Stored items from a collection

* BEGIN *

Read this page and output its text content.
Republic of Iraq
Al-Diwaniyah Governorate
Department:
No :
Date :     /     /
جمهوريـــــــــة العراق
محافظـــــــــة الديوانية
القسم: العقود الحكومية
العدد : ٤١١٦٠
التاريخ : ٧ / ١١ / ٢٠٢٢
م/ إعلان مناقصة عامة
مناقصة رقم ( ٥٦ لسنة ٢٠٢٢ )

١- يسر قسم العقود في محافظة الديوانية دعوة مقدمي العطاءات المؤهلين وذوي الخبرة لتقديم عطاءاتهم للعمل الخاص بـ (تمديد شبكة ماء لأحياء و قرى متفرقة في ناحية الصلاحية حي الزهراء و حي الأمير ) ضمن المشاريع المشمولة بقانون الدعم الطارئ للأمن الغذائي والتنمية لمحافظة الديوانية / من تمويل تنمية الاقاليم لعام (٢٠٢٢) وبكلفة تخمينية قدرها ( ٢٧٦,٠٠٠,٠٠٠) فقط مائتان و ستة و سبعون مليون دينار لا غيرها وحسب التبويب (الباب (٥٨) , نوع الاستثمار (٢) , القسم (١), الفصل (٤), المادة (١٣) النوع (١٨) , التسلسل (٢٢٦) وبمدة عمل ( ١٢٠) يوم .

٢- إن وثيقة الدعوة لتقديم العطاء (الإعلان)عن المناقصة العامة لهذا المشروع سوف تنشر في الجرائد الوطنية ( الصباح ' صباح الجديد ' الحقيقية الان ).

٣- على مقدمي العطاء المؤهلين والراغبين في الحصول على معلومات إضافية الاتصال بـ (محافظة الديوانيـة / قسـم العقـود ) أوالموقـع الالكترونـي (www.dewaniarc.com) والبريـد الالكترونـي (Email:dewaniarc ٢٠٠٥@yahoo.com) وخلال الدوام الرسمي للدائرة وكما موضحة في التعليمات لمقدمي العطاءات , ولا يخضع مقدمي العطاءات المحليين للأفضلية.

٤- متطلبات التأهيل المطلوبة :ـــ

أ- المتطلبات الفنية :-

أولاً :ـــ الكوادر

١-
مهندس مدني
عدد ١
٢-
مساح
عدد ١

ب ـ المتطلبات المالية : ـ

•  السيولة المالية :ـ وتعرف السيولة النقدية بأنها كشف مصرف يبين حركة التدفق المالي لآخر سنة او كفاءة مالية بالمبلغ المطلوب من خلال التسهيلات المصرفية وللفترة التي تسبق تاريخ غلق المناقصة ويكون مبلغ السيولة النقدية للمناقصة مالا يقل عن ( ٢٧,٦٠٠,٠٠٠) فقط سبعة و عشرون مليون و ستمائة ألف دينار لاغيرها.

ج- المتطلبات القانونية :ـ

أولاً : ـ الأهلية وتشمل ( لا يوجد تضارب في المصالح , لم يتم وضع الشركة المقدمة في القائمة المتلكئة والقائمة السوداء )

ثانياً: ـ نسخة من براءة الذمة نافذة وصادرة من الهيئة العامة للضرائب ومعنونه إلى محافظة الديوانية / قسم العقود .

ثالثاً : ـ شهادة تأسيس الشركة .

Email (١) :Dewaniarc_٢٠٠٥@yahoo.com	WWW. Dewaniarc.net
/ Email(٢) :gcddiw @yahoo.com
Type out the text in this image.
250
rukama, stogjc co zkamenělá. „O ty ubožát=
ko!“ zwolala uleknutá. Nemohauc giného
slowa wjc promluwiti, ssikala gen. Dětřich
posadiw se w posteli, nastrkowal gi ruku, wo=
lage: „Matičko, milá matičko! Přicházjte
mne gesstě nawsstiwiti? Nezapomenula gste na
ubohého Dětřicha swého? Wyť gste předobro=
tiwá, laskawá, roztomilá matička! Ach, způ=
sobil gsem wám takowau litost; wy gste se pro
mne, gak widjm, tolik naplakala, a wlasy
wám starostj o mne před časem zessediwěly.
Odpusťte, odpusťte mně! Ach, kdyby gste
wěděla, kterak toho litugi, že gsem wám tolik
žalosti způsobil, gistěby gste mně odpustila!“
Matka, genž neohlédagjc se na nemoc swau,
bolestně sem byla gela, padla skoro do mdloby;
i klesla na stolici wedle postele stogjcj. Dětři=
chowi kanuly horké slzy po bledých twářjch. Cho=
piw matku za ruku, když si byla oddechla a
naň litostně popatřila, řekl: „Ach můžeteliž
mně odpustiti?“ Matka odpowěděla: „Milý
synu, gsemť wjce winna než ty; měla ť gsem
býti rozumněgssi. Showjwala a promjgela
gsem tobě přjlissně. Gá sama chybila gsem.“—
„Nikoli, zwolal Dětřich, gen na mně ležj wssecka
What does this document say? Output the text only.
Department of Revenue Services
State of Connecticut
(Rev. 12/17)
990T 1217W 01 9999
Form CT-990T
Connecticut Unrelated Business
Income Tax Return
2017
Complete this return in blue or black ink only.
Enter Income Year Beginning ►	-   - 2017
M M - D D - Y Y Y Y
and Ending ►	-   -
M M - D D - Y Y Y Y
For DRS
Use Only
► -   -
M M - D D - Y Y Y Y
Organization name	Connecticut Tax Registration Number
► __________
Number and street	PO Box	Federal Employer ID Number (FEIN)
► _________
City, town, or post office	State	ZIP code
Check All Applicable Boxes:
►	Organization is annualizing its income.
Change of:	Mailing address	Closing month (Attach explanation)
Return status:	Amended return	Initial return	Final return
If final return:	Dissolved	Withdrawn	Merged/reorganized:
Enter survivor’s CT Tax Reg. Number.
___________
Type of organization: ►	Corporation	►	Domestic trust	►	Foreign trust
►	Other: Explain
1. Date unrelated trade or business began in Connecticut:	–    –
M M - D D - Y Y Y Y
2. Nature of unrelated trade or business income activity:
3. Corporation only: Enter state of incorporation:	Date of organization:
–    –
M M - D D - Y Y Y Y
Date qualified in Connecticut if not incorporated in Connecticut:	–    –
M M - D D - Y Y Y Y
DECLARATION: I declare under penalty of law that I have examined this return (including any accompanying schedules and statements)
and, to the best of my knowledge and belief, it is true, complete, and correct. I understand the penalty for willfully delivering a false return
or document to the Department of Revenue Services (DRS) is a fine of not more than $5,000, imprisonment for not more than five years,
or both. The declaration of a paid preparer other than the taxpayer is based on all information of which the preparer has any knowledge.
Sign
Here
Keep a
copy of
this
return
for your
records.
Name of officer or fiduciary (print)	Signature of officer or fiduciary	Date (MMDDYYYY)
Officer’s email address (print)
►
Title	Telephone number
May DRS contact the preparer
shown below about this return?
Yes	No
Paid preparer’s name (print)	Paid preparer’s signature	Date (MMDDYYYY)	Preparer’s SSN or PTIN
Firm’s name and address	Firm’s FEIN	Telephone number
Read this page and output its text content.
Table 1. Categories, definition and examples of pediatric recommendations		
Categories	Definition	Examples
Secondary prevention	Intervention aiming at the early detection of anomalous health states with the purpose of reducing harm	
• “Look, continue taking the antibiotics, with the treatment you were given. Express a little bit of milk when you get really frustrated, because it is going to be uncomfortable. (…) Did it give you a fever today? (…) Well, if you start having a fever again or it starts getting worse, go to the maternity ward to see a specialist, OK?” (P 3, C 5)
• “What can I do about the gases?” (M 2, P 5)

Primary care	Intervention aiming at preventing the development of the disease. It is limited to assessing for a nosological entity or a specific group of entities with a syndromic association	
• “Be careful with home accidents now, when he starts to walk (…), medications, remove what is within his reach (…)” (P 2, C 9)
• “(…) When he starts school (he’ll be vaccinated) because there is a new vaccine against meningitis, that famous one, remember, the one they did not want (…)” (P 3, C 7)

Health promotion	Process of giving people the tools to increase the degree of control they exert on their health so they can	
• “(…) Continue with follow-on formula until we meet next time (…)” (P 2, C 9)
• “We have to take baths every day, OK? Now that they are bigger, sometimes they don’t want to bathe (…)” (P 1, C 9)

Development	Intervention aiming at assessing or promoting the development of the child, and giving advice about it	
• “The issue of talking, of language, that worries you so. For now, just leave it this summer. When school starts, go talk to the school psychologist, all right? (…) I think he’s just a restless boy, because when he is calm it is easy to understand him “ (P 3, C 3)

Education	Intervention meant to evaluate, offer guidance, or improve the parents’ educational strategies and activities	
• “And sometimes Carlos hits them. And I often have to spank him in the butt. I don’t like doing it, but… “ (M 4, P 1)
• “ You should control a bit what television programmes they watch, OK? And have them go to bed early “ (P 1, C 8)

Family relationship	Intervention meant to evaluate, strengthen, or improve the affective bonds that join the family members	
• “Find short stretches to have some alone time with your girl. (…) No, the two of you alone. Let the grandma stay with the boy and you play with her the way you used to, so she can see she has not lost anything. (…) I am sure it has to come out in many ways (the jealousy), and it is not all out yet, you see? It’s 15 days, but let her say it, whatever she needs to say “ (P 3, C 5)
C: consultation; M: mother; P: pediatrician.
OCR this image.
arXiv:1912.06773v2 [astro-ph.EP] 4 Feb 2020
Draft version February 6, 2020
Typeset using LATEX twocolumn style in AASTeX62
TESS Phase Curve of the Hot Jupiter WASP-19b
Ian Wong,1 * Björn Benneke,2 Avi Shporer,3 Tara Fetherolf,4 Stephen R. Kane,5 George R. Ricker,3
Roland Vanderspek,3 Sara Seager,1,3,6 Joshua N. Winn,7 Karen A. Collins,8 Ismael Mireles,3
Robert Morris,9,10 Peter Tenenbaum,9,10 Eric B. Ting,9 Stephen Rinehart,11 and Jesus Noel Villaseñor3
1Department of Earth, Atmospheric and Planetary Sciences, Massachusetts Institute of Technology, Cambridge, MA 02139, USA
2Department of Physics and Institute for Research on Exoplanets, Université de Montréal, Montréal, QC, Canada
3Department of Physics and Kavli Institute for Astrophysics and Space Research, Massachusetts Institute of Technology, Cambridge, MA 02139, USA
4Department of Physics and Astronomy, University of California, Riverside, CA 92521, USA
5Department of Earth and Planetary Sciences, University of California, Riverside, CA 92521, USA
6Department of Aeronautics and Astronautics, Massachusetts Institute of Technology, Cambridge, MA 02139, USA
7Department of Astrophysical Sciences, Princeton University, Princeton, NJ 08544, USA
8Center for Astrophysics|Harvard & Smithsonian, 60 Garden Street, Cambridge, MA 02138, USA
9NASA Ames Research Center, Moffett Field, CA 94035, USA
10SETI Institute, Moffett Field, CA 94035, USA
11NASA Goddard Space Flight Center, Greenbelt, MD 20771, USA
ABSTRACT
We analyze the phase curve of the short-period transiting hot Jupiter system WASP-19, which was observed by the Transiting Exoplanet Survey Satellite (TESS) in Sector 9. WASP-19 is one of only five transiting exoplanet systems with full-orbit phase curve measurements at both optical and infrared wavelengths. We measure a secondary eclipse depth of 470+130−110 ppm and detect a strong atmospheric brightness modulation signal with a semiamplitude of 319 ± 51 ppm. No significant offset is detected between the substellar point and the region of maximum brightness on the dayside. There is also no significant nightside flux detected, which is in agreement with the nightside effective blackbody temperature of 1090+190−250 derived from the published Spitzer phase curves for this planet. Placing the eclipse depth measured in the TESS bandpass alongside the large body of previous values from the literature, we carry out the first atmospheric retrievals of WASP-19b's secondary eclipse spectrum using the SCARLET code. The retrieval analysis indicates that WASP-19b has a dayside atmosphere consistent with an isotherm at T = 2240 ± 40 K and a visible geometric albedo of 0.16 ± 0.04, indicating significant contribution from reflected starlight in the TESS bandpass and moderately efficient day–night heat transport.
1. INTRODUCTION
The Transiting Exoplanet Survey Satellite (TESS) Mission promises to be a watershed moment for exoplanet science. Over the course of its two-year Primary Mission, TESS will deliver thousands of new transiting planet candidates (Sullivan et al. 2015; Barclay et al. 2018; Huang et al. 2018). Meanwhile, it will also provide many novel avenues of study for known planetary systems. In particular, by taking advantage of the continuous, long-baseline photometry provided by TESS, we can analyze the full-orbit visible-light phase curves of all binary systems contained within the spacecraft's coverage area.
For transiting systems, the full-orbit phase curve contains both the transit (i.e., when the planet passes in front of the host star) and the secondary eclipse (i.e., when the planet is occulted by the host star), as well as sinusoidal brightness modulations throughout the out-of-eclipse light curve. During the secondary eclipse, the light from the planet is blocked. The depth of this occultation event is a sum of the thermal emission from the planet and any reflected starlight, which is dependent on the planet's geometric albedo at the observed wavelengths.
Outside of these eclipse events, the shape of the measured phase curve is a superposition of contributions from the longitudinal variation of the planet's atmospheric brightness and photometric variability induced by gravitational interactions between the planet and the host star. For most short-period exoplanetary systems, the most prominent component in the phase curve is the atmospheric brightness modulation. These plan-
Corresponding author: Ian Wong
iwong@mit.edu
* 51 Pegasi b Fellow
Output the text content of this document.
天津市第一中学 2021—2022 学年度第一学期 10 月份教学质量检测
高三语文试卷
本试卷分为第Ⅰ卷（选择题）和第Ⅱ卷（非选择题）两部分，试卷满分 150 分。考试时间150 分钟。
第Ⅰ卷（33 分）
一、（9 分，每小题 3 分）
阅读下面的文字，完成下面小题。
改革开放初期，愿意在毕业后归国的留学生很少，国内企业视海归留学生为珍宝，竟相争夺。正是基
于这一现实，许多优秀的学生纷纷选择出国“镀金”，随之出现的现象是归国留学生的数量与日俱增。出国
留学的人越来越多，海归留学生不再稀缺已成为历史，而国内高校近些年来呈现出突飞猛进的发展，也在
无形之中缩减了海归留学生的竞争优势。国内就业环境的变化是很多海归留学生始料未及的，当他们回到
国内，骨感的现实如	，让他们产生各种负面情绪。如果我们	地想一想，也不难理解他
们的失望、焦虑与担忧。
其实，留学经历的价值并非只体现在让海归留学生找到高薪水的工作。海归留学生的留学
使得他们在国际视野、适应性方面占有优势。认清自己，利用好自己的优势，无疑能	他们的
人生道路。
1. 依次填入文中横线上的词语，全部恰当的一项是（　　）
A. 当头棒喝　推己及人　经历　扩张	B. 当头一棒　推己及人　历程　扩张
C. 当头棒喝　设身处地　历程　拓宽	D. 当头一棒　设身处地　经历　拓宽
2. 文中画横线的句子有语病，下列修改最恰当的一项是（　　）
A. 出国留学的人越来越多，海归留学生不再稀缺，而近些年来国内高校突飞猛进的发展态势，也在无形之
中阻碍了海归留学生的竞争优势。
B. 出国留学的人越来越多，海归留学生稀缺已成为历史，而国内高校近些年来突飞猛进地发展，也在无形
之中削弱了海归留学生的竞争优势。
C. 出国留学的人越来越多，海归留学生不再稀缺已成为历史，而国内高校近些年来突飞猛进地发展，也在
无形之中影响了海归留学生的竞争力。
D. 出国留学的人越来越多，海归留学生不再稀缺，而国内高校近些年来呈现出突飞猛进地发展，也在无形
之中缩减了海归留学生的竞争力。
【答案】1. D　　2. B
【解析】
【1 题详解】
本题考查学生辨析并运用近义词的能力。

* END *

Task goal: Among the lines above, count those containing the word "control" and give nothing but the result.

Written solution: 2